What follows is a listing; give it again exactly, in its entirety.

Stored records
==================================================
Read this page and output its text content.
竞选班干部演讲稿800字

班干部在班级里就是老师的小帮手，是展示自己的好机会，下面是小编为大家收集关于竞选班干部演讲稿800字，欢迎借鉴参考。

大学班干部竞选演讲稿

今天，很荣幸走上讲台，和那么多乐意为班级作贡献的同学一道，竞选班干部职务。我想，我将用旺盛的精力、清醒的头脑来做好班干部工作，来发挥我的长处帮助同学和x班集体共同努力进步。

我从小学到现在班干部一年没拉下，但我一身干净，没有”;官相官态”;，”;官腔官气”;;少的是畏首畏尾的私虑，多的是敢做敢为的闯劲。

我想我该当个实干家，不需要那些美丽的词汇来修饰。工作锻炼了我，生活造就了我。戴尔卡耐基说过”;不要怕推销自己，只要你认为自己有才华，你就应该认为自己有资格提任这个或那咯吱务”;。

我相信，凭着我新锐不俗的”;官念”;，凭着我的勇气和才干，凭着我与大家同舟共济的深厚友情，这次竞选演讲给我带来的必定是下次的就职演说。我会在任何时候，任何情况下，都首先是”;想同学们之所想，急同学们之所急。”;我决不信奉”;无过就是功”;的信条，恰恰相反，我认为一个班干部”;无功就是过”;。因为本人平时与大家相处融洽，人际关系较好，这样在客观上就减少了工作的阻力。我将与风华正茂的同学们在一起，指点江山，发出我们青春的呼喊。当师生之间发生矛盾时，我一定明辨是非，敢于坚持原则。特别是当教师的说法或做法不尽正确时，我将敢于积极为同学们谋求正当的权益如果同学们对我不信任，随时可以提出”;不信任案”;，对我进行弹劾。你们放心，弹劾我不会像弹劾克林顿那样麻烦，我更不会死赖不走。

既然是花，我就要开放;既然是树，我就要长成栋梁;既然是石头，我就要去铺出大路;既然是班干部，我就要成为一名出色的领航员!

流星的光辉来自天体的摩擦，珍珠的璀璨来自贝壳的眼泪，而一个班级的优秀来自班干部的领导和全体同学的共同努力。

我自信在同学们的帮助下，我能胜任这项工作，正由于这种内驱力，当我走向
==================================================
**Problem solution:**
Read this page and output its text content.
竞选班干部演讲稿800字

班干部在班级里就是老师的小帮手，是展示自己的好机会，下面是小编为大家收集关于竞选班干部演讲稿800字，欢迎借鉴参考。

大学班干部竞选演讲稿

今天，很荣幸走上讲台，和那么多乐意为班级作贡献的同学一道，竞选班干部职务。我想，我将用旺盛的精力、清醒的头脑来做好班干部工作，来发挥我的长处帮助同学和x班集体共同努力进步。

我从小学到现在班干部一年没拉下，但我一身干净，没有”;官相官态”;，”;官腔官气”;;少的是畏首畏尾的私虑，多的是敢做敢为的闯劲。

我想我该当个实干家，不需要那些美丽的词汇来修饰。工作锻炼了我，生活造就了我。戴尔卡耐基说过”;不要怕推销自己，只要你认为自己有才华，你就应该认为自己有资格提任这个或那咯吱务”;。

我相信，凭着我新锐不俗的”;官念”;，凭着我的勇气和才干，凭着我与大家同舟共济的深厚友情，这次竞选演讲给我带来的必定是下次的就职演说。我会在任何时候，任何情况下，都首先是”;想同学们之所想，急同学们之所急。”;我决不信奉”;无过就是功”;的信条，恰恰相反，我认为一个班干部”;无功就是过”;。因为本人平时与大家相处融洽，人际关系较好，这样在客观上就减少了工作的阻力。我将与风华正茂的同学们在一起，指点江山，发出我们青春的呼喊。当师生之间发生矛盾时，我一定明辨是非，敢于坚持原则。特别是当教师的说法或做法不尽正确时，我将敢于积极为同学们谋求正当的权益如果同学们对我不信任，随时可以提出”;不信任案”;，对我进行弹劾。你们放心，弹劾我不会像弹劾克林顿那样麻烦，我更不会死赖不走。

既然是花，我就要开放;既然是树，我就要长成栋梁;既然是石头，我就要去铺出大路;既然是班干部，我就要成为一名出色的领航员!

流星的光辉来自天体的摩擦，珍珠的璀璨来自贝壳的眼泪，而一个班级的优秀来自班干部的领导和全体同学的共同努力。

我自信在同学们的帮助下，我能胜任这项工作，正由于这种内驱力，当我走向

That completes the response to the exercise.